» **WORK TO COMPLETE**
Return each line of the listing that contains the string "Count".

» **DATASET CONTENT**
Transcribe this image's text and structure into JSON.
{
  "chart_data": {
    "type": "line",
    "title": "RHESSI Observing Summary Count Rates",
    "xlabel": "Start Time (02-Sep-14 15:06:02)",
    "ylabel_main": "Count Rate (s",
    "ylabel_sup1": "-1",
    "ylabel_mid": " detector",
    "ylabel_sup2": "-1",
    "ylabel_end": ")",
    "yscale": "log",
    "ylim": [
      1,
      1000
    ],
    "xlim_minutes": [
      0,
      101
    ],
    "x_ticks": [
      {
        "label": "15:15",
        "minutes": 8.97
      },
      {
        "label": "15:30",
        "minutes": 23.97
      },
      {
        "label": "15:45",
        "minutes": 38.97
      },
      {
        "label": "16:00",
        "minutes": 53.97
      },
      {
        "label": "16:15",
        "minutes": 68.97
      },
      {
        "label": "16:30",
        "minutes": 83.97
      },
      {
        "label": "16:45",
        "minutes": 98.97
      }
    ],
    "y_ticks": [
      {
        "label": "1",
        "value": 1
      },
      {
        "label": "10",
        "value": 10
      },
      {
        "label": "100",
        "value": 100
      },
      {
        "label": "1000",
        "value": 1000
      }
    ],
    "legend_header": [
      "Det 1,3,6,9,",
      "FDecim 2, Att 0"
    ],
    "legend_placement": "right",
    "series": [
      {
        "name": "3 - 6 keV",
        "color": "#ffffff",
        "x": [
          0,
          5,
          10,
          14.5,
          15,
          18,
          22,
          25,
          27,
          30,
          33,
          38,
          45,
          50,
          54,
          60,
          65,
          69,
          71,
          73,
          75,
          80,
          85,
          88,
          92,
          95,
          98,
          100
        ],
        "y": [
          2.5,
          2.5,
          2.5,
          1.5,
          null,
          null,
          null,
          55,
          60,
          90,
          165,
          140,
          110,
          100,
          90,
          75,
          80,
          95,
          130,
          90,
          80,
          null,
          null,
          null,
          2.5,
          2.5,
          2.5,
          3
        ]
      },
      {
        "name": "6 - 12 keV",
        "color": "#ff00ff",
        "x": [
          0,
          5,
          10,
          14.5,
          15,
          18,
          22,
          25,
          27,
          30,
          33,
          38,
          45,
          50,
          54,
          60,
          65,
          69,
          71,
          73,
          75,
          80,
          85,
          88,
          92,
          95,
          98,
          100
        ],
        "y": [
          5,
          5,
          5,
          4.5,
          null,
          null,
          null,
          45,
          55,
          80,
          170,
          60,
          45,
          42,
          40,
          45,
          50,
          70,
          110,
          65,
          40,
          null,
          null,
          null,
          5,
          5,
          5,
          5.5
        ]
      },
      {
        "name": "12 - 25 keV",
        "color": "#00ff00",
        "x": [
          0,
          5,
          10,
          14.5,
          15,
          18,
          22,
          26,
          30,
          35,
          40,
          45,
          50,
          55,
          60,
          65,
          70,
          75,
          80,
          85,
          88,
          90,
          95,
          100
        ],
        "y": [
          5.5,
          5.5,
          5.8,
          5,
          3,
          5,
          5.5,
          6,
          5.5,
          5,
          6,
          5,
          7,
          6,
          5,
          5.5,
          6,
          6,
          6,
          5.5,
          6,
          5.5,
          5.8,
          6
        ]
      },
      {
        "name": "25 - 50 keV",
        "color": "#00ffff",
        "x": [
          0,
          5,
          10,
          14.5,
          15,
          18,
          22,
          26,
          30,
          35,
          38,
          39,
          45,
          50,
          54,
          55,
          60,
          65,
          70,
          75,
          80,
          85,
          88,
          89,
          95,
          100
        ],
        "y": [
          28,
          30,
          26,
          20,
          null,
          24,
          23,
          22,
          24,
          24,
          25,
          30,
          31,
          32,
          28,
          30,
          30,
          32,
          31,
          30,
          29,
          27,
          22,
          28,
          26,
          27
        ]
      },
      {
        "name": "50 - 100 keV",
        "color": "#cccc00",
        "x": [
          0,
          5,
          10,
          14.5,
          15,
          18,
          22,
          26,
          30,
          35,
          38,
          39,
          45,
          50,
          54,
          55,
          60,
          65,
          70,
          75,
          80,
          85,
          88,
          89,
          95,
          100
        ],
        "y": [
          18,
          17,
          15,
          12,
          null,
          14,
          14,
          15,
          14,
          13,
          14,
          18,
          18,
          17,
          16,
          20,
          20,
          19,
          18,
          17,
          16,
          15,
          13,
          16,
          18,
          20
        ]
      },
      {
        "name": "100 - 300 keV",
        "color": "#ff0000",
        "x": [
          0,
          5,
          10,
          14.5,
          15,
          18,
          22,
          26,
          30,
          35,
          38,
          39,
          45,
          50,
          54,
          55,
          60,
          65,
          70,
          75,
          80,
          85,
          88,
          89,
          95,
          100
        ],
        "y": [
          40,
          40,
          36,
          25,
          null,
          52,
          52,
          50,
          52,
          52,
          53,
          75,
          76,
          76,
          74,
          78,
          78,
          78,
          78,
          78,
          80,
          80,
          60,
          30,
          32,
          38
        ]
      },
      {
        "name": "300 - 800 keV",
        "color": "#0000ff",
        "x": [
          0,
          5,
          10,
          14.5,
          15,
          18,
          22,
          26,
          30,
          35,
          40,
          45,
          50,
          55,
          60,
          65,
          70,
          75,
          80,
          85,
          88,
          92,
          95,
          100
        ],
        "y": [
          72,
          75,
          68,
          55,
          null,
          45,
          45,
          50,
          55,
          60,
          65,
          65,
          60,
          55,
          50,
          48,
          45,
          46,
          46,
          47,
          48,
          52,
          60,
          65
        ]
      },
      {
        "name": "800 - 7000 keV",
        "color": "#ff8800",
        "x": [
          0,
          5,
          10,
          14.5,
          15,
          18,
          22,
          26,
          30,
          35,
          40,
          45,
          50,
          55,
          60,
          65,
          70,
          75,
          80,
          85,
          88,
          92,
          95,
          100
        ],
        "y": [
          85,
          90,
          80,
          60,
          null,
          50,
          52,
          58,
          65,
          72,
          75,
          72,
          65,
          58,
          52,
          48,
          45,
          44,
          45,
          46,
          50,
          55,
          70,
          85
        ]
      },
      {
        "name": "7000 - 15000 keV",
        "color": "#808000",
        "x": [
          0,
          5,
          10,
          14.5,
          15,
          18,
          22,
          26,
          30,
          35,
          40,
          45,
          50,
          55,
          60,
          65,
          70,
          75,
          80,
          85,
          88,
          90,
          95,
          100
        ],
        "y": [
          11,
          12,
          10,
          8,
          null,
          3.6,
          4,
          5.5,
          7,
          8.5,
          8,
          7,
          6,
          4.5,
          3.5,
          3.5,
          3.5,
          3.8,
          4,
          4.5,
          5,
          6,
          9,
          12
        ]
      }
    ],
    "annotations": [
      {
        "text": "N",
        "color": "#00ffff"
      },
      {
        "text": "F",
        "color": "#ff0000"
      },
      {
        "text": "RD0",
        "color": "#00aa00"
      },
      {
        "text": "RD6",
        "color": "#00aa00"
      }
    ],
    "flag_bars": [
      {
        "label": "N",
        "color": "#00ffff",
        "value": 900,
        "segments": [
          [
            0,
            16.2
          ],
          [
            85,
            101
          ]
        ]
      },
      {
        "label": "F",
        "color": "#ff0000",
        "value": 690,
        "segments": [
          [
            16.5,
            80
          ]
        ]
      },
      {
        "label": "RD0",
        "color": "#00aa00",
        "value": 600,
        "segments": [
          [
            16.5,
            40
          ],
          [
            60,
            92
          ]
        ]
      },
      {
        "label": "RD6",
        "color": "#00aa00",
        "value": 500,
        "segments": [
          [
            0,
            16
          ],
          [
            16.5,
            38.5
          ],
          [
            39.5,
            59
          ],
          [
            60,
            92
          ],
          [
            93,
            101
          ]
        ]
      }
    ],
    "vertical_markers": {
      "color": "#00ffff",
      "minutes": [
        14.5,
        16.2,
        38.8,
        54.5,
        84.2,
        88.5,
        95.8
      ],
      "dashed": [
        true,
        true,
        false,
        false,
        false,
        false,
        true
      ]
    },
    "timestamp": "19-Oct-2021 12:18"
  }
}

» **RESPONSE TO THIS EXERCISE**
    "title": "RHESSI Observing Summary Count Rates",
    "ylabel_main": "Count Rate (s",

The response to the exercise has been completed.